Data shown:
"""

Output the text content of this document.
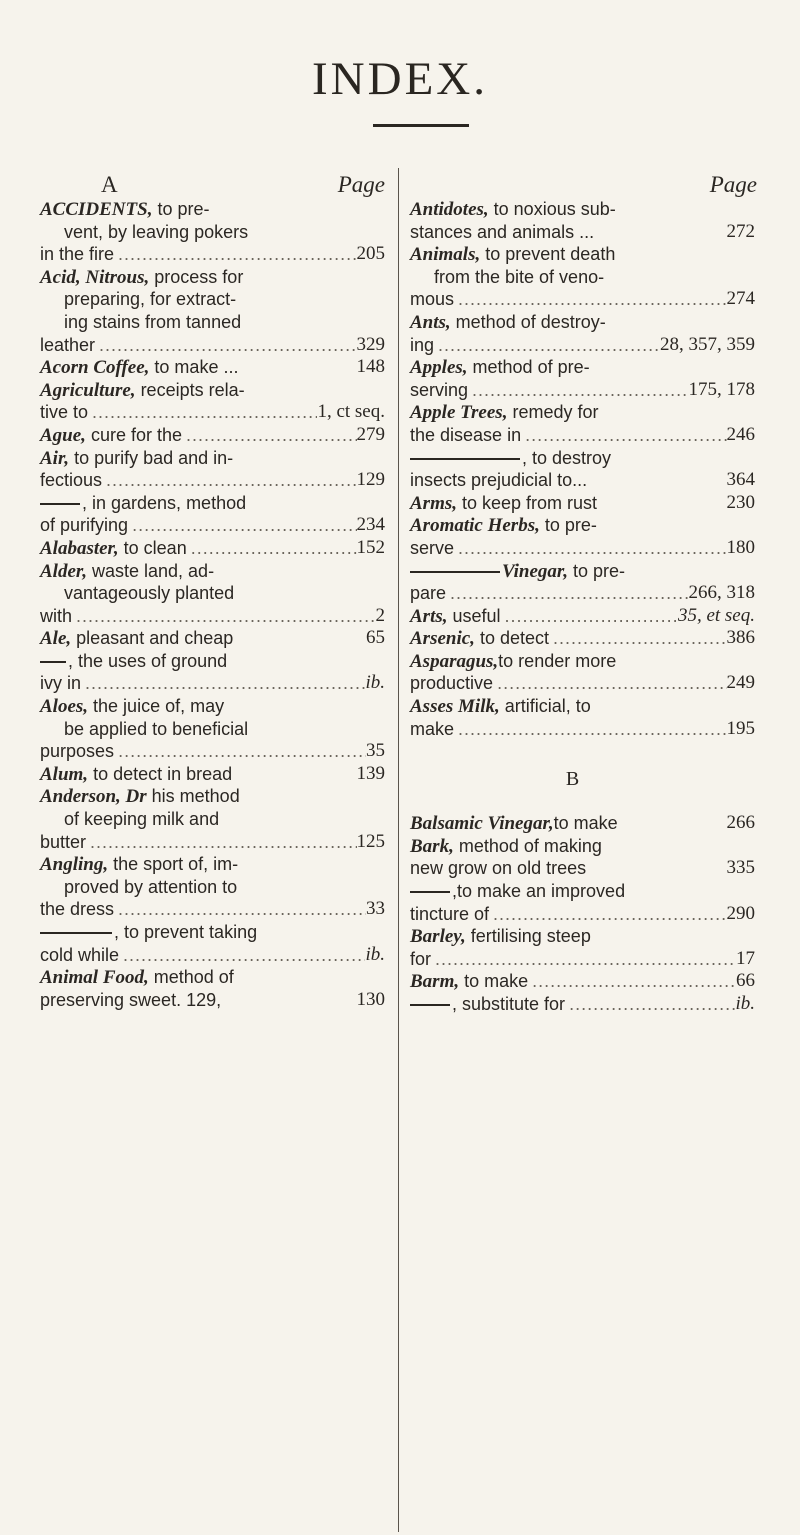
INDEX.
A	Page
ACCIDENTS, to pre-
vent, by leaving pokers
in the fire .....	205
Acid, Nitrous, process for
preparing, for extract-
ing stains from tanned
leather .....	329
Acorn Coffee, to make ...	148
Agriculture, receipts rela-
tive to .....	1, ct seq.
Ague, cure for the .....	279
Air, to purify bad and in-
fectious .....	129
, in gardens, method
of purifying .....	234
Alabaster, to clean .....	152
Alder, waste land, ad-
vantageously planted
with .....	2
Ale, pleasant and cheap	65
, the uses of ground
ivy in .....	ib.
Aloes, the juice of, may
be applied to beneficial
purposes .....	35
Alum, to detect in bread	139
Anderson, Dr his method
of keeping milk and
butter .....	125
Angling, the sport of, im-
proved by attention to
the dress .....	33
, to prevent taking
cold while .....	ib.
Animal Food, method of
preserving sweet. 129,	130
Page
Antidotes, to noxious sub-
stances and animals ...	272
Animals, to prevent death
from the bite of veno-
mous .....	274
Ants, method of destroy-
ing .....	28, 357, 359
Apples, method of pre-
serving .....	175, 178
Apple Trees, remedy for
the disease in .....	246
, to destroy
insects prejudicial to...	364
Arms, to keep from rust	230
Aromatic Herbs, to pre-
serve .....	180
Vinegar, to pre-
pare .....	266, 318
Arts, useful .....	35, et seq.
Arsenic, to detect .....	386
Asparagus,to render more
productive .....	249
Asses Milk, artificial, to
make .....	195
B
Balsamic Vinegar,to make	266
Bark, method of making
new grow on old trees	335
,to make an improved
tincture of .....	290
Barley, fertilising steep
for .....	17
Barm, to make .....	66
, substitute for .....	ib.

"""

Instruction: Search the records above for the string "make". Copy every line that contains it.

Solution for this exercise:
Acorn Coffee, to make ...	148
make .....	195
Balsamic Vinegar,to make	266
,to make an improved
Barm, to make .....	66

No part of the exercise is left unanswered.